— START MATERIAL SHOWN —

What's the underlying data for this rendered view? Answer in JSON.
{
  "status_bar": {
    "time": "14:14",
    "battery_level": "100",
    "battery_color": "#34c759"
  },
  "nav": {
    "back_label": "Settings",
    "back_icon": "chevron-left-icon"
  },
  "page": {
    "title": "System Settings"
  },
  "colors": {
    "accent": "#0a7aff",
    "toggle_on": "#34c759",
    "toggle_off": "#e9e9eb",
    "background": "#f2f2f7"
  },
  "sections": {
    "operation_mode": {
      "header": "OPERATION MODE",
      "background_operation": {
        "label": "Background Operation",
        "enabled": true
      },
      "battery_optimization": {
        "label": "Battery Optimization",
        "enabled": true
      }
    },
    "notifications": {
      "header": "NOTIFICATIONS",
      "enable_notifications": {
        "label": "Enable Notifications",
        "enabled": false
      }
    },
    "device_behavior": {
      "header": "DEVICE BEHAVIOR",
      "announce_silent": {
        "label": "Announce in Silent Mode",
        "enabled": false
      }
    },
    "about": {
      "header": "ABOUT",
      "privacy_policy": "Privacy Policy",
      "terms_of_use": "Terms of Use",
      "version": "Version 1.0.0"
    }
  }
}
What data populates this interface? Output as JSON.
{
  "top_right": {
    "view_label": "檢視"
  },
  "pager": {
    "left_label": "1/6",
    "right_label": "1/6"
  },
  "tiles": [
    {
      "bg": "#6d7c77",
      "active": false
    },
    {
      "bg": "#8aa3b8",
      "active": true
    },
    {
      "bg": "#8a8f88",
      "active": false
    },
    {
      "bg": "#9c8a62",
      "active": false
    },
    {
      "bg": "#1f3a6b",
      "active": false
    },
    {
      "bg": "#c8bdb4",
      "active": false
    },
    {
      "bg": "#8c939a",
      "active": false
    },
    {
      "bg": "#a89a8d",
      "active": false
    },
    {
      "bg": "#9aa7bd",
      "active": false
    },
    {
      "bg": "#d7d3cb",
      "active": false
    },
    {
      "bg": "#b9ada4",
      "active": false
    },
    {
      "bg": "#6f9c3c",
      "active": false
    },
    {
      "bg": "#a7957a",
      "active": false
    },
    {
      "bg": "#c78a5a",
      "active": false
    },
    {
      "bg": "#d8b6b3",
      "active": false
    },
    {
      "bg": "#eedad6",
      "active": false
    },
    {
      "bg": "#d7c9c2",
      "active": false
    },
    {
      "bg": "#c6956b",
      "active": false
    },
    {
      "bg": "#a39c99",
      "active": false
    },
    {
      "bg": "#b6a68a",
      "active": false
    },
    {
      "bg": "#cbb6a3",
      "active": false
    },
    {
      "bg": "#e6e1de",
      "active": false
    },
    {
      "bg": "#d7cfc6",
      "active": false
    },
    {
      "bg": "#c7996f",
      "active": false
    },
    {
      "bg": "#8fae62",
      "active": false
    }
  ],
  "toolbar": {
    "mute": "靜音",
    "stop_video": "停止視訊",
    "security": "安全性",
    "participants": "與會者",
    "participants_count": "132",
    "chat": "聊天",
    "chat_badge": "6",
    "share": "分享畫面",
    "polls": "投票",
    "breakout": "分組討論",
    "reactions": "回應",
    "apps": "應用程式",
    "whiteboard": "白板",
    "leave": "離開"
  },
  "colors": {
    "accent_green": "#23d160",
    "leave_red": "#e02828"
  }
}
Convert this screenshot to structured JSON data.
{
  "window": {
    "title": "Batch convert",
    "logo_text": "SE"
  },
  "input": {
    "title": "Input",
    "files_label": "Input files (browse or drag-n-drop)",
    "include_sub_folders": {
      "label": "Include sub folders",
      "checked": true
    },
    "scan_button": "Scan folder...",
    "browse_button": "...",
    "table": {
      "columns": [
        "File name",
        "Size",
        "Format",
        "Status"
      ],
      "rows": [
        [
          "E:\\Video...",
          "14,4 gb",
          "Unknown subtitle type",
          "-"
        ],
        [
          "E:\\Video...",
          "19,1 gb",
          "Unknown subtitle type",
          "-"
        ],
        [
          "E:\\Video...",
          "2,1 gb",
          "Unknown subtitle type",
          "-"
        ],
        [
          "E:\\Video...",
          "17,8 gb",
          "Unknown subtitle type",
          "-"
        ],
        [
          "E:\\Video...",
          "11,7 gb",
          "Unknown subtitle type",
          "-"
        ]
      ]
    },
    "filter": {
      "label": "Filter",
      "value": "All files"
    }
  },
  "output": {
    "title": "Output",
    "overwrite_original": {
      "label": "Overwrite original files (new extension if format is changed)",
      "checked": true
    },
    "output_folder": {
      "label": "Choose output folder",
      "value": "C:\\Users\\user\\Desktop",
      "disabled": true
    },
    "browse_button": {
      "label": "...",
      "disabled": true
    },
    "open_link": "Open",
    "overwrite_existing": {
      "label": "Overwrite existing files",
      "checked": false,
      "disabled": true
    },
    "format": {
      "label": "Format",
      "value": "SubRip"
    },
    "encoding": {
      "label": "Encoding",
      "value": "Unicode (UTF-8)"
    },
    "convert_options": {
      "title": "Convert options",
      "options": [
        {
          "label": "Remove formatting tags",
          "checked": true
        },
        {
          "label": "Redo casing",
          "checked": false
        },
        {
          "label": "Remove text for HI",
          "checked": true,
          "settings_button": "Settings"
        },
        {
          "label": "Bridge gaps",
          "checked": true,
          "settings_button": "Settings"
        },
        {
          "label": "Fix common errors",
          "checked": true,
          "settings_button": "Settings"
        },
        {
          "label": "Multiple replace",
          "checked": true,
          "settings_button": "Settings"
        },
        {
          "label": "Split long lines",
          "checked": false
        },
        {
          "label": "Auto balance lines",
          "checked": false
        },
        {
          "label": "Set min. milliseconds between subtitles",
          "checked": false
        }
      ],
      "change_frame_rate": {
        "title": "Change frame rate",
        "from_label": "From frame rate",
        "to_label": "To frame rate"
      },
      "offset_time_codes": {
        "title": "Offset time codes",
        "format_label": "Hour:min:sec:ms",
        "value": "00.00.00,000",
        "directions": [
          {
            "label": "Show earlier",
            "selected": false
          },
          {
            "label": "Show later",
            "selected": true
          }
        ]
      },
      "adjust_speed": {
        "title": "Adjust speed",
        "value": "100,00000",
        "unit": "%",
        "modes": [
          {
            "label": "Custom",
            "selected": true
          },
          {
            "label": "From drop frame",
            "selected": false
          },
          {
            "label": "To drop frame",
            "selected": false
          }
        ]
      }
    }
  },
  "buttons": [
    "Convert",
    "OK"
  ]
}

— END MATERIAL SHOWN —

**TASK BRIEF**
Retype the material above, line by line, exactly.

**TASK RESPONSE**
What's the underlying data for this rendered view? Answer in JSON.
{
  "status_bar": {
    "time": "14:14",
    "battery_level": "100",
    "battery_color": "#34c759"
  },
  "nav": {
    "back_label": "Settings",
    "back_icon": "chevron-left-icon"
  },
  "page": {
    "title": "System Settings"
  },
  "colors": {
    "accent": "#0a7aff",
    "toggle_on": "#34c759",
    "toggle_off": "#e9e9eb",
    "background": "#f2f2f7"
  },
  "sections": {
    "operation_mode": {
      "header": "OPERATION MODE",
      "background_operation": {
        "label": "Background Operation",
        "enabled": true
      },
      "battery_optimization": {
        "label": "Battery Optimization",
        "enabled": true
      }
    },
    "notifications": {
      "header": "NOTIFICATIONS",
      "enable_notifications": {
        "label": "Enable Notifications",
        "enabled": false
      }
    },
    "device_behavior": {
      "header": "DEVICE BEHAVIOR",
      "announce_silent": {
        "label": "Announce in Silent Mode",
        "enabled": false
      }
    },
    "about": {
      "header": "ABOUT",
      "privacy_policy": "Privacy Policy",
      "terms_of_use": "Terms of Use",
      "version": "Version 1.0.0"
    }
  }
}
What data populates this interface? Output as JSON.
{
  "top_right": {
    "view_label": "檢視"
  },
  "pager": {
    "left_label": "1/6",
    "right_label": "1/6"
  },
  "tiles": [
    {
      "bg": "#6d7c77",
      "active": false
    },
    {
      "bg": "#8aa3b8",
      "active": true
    },
    {
      "bg": "#8a8f88",
      "active": false
    },
    {
      "bg": "#9c8a62",
      "active": false
    },
    {
      "bg": "#1f3a6b",
      "active": false
    },
    {
      "bg": "#c8bdb4",
      "active": false
    },
    {
      "bg": "#8c939a",
      "active": false
    },
    {
      "bg": "#a89a8d",
      "active": false
    },
    {
      "bg": "#9aa7bd",
      "active": false
    },
    {
      "bg": "#d7d3cb",
      "active": false
    },
    {
      "bg": "#b9ada4",
      "active": false
    },
    {
      "bg": "#6f9c3c",
      "active": false
    },
    {
      "bg": "#a7957a",
      "active": false
    },
    {
      "bg": "#c78a5a",
      "active": false
    },
    {
      "bg": "#d8b6b3",
      "active": false
    },
    {
      "bg": "#eedad6",
      "active": false
    },
    {
      "bg": "#d7c9c2",
      "active": false
    },
    {
      "bg": "#c6956b",
      "active": false
    },
    {
      "bg": "#a39c99",
      "active": false
    },
    {
      "bg": "#b6a68a",
      "active": false
    },
    {
      "bg": "#cbb6a3",
      "active": false
    },
    {
      "bg": "#e6e1de",
      "active": false
    },
    {
      "bg": "#d7cfc6",
      "active": false
    },
    {
      "bg": "#c7996f",
      "active": false
    },
    {
      "bg": "#8fae62",
      "active": false
    }
  ],
  "toolbar": {
    "mute": "靜音",
    "stop_video": "停止視訊",
    "security": "安全性",
    "participants": "與會者",
    "participants_count": "132",
    "chat": "聊天",
    "chat_badge": "6",
    "share": "分享畫面",
    "polls": "投票",
    "breakout": "分組討論",
    "reactions": "回應",
    "apps": "應用程式",
    "whiteboard": "白板",
    "leave": "離開"
  },
  "colors": {
    "accent_green": "#23d160",
    "leave_red": "#e02828"
  }
}
Convert this screenshot to structured JSON data.
{
  "window": {
    "title": "Batch convert",
    "logo_text": "SE"
  },
  "input": {
    "title": "Input",
    "files_label": "Input files (browse or drag-n-drop)",
    "include_sub_folders": {
      "label": "Include sub folders",
      "checked": true
    },
    "scan_button": "Scan folder...",
    "browse_button": "...",
    "table": {
      "columns": [
        "File name",
        "Size",
        "Format",
        "Status"
      ],
      "rows": [
        [
          "E:\\Video...",
          "14,4 gb",
          "Unknown subtitle type",
          "-"
        ],
        [
          "E:\\Video...",
          "19,1 gb",
          "Unknown subtitle type",
          "-"
        ],
        [
          "E:\\Video...",
          "2,1 gb",
          "Unknown subtitle type",
          "-"
        ],
        [
          "E:\\Video...",
          "17,8 gb",
          "Unknown subtitle type",
          "-"
        ],
        [
          "E:\\Video...",
          "11,7 gb",
          "Unknown subtitle type",
          "-"
        ]
      ]
    },
    "filter": {
      "label": "Filter",
      "value": "All files"
    }
  },
  "output": {
    "title": "Output",
    "overwrite_original": {
      "label": "Overwrite original files (new extension if format is changed)",
      "checked": true
    },
    "output_folder": {
      "label": "Choose output folder",
      "value": "C:\\Users\\user\\Desktop",
      "disabled": true
    },
    "browse_button": {
      "label": "...",
      "disabled": true
    },
    "open_link": "Open",
    "overwrite_existing": {
      "label": "Overwrite existing files",
      "checked": false,
      "disabled": true
    },
    "format": {
      "label": "Format",
      "value": "SubRip"
    },
    "encoding": {
      "label": "Encoding",
      "value": "Unicode (UTF-8)"
    },
    "convert_options": {
      "title": "Convert options",
      "options": [
        {
          "label": "Remove formatting tags",
          "checked": true
        },
        {
          "label": "Redo casing",
          "checked": false
        },
        {
          "label": "Remove text for HI",
          "checked": true,
          "settings_button": "Settings"
        },
        {
          "label": "Bridge gaps",
          "checked": true,
          "settings_button": "Settings"
        },
        {
          "label": "Fix common errors",
          "checked": true,
          "settings_button": "Settings"
        },
        {
          "label": "Multiple replace",
          "checked": true,
          "settings_button": "Settings"
        },
        {
          "label": "Split long lines",
          "checked": false
        },
        {
          "label": "Auto balance lines",
          "checked": false
        },
        {
          "label": "Set min. milliseconds between subtitles",
          "checked": false
        }
      ],
      "change_frame_rate": {
        "title": "Change frame rate",
        "from_label": "From frame rate",
        "to_label": "To frame rate"
      },
      "offset_time_codes": {
        "title": "Offset time codes",
        "format_label": "Hour:min:sec:ms",
        "value": "00.00.00,000",
        "directions": [
          {
            "label": "Show earlier",
            "selected": false
          },
          {
            "label": "Show later",
            "selected": true
          }
        ]
      },
      "adjust_speed": {
        "title": "Adjust speed",
        "value": "100,00000",
        "unit": "%",
        "modes": [
          {
            "label": "Custom",
            "selected": true
          },
          {
            "label": "From drop frame",
            "selected": false
          },
          {
            "label": "To drop frame",
            "selected": false
          }
        ]
      }
    }
  },
  "buttons": [
    "Convert",
    "OK"
  ]
}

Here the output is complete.